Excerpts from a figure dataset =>

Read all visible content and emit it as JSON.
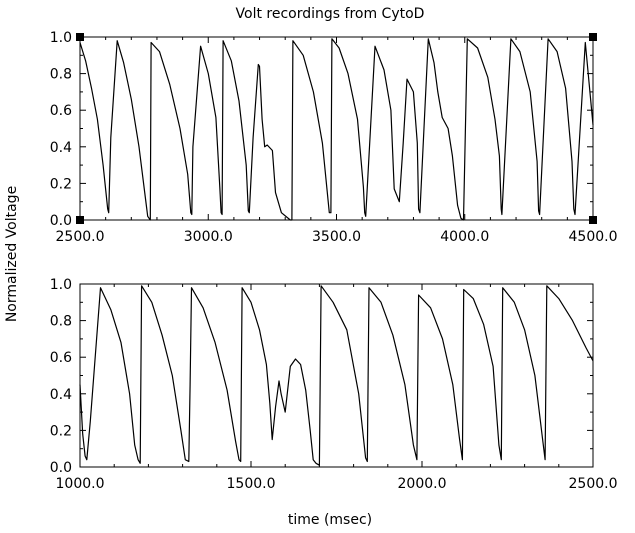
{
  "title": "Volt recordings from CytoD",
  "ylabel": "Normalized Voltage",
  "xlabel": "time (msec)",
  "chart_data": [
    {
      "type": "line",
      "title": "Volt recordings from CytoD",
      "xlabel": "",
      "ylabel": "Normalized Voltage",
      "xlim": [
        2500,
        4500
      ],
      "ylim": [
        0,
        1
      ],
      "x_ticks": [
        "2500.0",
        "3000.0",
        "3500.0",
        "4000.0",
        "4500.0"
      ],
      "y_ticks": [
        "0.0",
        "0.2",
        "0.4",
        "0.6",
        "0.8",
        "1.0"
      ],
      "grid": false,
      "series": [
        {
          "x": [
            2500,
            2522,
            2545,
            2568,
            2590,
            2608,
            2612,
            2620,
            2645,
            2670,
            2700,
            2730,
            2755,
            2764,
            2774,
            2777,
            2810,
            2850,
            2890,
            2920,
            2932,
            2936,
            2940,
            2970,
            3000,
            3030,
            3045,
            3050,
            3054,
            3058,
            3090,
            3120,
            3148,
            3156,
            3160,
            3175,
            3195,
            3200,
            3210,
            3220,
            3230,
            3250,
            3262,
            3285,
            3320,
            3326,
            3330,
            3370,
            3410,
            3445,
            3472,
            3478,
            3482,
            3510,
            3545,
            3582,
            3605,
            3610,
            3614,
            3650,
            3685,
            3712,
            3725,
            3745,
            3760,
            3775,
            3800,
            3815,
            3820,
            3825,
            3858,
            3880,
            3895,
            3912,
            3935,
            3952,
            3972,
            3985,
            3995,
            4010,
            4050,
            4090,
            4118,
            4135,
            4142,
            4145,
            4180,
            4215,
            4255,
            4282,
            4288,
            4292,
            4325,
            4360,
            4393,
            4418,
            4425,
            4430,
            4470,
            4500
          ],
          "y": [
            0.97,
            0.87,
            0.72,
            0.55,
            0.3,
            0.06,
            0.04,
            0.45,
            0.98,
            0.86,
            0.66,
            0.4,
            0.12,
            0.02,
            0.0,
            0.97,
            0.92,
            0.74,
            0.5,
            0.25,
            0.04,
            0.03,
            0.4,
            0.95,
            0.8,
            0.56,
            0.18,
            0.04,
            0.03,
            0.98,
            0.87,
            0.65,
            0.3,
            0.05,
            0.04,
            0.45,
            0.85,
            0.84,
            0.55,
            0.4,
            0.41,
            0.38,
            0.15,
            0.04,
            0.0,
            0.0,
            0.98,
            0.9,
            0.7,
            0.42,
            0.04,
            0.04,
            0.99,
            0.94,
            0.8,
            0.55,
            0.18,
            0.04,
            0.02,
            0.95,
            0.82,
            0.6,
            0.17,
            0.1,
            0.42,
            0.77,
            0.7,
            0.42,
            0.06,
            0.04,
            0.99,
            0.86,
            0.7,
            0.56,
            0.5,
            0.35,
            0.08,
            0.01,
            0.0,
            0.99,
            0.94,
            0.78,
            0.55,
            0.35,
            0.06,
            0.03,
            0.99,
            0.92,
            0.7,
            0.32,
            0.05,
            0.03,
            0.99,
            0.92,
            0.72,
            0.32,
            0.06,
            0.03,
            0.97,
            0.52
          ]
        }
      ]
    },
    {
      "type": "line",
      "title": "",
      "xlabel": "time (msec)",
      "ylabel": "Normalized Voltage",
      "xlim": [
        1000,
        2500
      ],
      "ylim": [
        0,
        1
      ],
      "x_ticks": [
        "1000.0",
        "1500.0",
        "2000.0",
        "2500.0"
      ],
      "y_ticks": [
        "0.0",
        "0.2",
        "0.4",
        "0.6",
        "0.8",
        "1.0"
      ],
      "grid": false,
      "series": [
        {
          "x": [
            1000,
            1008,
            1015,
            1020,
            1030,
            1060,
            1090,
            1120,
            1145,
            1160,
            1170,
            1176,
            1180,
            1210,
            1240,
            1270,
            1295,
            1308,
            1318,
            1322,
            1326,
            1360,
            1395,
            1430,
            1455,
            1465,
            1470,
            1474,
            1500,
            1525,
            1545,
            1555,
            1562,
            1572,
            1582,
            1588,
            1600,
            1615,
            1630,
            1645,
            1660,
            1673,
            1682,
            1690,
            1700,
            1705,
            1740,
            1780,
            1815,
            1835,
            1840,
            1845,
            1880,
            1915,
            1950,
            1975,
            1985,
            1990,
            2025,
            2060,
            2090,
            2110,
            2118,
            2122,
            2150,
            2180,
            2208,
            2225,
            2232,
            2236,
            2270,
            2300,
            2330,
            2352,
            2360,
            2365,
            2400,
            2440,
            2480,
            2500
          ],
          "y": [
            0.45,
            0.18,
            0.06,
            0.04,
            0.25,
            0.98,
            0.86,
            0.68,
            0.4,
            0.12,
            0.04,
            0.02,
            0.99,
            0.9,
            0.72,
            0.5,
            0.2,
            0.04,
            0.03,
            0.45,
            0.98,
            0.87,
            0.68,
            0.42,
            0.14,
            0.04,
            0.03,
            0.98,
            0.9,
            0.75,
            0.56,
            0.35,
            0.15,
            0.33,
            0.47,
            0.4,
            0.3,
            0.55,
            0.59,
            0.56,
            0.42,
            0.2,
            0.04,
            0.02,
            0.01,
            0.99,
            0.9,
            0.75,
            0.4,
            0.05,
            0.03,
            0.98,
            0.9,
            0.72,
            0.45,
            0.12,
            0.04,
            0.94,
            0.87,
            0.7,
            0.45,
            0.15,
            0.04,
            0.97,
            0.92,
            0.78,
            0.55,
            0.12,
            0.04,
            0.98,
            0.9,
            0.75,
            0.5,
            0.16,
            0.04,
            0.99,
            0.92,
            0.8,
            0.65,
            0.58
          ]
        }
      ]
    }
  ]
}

EXERCISE => Retype all the records shown above, character for character. Omit every picture.

RESULT OF THIS TASK =>
Read all visible content and emit it as JSON.
{
  "title": "Volt recordings from CytoD",
  "ylabel": "Normalized Voltage",
  "xlabel": "time (msec)",
  "chart_data": [
    {
      "type": "line",
      "title": "Volt recordings from CytoD",
      "xlabel": "",
      "ylabel": "Normalized Voltage",
      "xlim": [
        2500,
        4500
      ],
      "ylim": [
        0,
        1
      ],
      "x_ticks": [
        "2500.0",
        "3000.0",
        "3500.0",
        "4000.0",
        "4500.0"
      ],
      "y_ticks": [
        "0.0",
        "0.2",
        "0.4",
        "0.6",
        "0.8",
        "1.0"
      ],
      "grid": false,
      "series": [
        {
          "x": [
            2500,
            2522,
            2545,
            2568,
            2590,
            2608,
            2612,
            2620,
            2645,
            2670,
            2700,
            2730,
            2755,
            2764,
            2774,
            2777,
            2810,
            2850,
            2890,
            2920,
            2932,
            2936,
            2940,
            2970,
            3000,
            3030,
            3045,
            3050,
            3054,
            3058,
            3090,
            3120,
            3148,
            3156,
            3160,
            3175,
            3195,
            3200,
            3210,
            3220,
            3230,
            3250,
            3262,
            3285,
            3320,
            3326,
            3330,
            3370,
            3410,
            3445,
            3472,
            3478,
            3482,
            3510,
            3545,
            3582,
            3605,
            3610,
            3614,
            3650,
            3685,
            3712,
            3725,
            3745,
            3760,
            3775,
            3800,
            3815,
            3820,
            3825,
            3858,
            3880,
            3895,
            3912,
            3935,
            3952,
            3972,
            3985,
            3995,
            4010,
            4050,
            4090,
            4118,
            4135,
            4142,
            4145,
            4180,
            4215,
            4255,
            4282,
            4288,
            4292,
            4325,
            4360,
            4393,
            4418,
            4425,
            4430,
            4470,
            4500
          ],
          "y": [
            0.97,
            0.87,
            0.72,
            0.55,
            0.3,
            0.06,
            0.04,
            0.45,
            0.98,
            0.86,
            0.66,
            0.4,
            0.12,
            0.02,
            0.0,
            0.97,
            0.92,
            0.74,
            0.5,
            0.25,
            0.04,
            0.03,
            0.4,
            0.95,
            0.8,
            0.56,
            0.18,
            0.04,
            0.03,
            0.98,
            0.87,
            0.65,
            0.3,
            0.05,
            0.04,
            0.45,
            0.85,
            0.84,
            0.55,
            0.4,
            0.41,
            0.38,
            0.15,
            0.04,
            0.0,
            0.0,
            0.98,
            0.9,
            0.7,
            0.42,
            0.04,
            0.04,
            0.99,
            0.94,
            0.8,
            0.55,
            0.18,
            0.04,
            0.02,
            0.95,
            0.82,
            0.6,
            0.17,
            0.1,
            0.42,
            0.77,
            0.7,
            0.42,
            0.06,
            0.04,
            0.99,
            0.86,
            0.7,
            0.56,
            0.5,
            0.35,
            0.08,
            0.01,
            0.0,
            0.99,
            0.94,
            0.78,
            0.55,
            0.35,
            0.06,
            0.03,
            0.99,
            0.92,
            0.7,
            0.32,
            0.05,
            0.03,
            0.99,
            0.92,
            0.72,
            0.32,
            0.06,
            0.03,
            0.97,
            0.52
          ]
        }
      ]
    },
    {
      "type": "line",
      "title": "",
      "xlabel": "time (msec)",
      "ylabel": "Normalized Voltage",
      "xlim": [
        1000,
        2500
      ],
      "ylim": [
        0,
        1
      ],
      "x_ticks": [
        "1000.0",
        "1500.0",
        "2000.0",
        "2500.0"
      ],
      "y_ticks": [
        "0.0",
        "0.2",
        "0.4",
        "0.6",
        "0.8",
        "1.0"
      ],
      "grid": false,
      "series": [
        {
          "x": [
            1000,
            1008,
            1015,
            1020,
            1030,
            1060,
            1090,
            1120,
            1145,
            1160,
            1170,
            1176,
            1180,
            1210,
            1240,
            1270,
            1295,
            1308,
            1318,
            1322,
            1326,
            1360,
            1395,
            1430,
            1455,
            1465,
            1470,
            1474,
            1500,
            1525,
            1545,
            1555,
            1562,
            1572,
            1582,
            1588,
            1600,
            1615,
            1630,
            1645,
            1660,
            1673,
            1682,
            1690,
            1700,
            1705,
            1740,
            1780,
            1815,
            1835,
            1840,
            1845,
            1880,
            1915,
            1950,
            1975,
            1985,
            1990,
            2025,
            2060,
            2090,
            2110,
            2118,
            2122,
            2150,
            2180,
            2208,
            2225,
            2232,
            2236,
            2270,
            2300,
            2330,
            2352,
            2360,
            2365,
            2400,
            2440,
            2480,
            2500
          ],
          "y": [
            0.45,
            0.18,
            0.06,
            0.04,
            0.25,
            0.98,
            0.86,
            0.68,
            0.4,
            0.12,
            0.04,
            0.02,
            0.99,
            0.9,
            0.72,
            0.5,
            0.2,
            0.04,
            0.03,
            0.45,
            0.98,
            0.87,
            0.68,
            0.42,
            0.14,
            0.04,
            0.03,
            0.98,
            0.9,
            0.75,
            0.56,
            0.35,
            0.15,
            0.33,
            0.47,
            0.4,
            0.3,
            0.55,
            0.59,
            0.56,
            0.42,
            0.2,
            0.04,
            0.02,
            0.01,
            0.99,
            0.9,
            0.75,
            0.4,
            0.05,
            0.03,
            0.98,
            0.9,
            0.72,
            0.45,
            0.12,
            0.04,
            0.94,
            0.87,
            0.7,
            0.45,
            0.15,
            0.04,
            0.97,
            0.92,
            0.78,
            0.55,
            0.12,
            0.04,
            0.98,
            0.9,
            0.75,
            0.5,
            0.16,
            0.04,
            0.99,
            0.92,
            0.8,
            0.65,
            0.58
          ]
        }
      ]
    }
  ]
}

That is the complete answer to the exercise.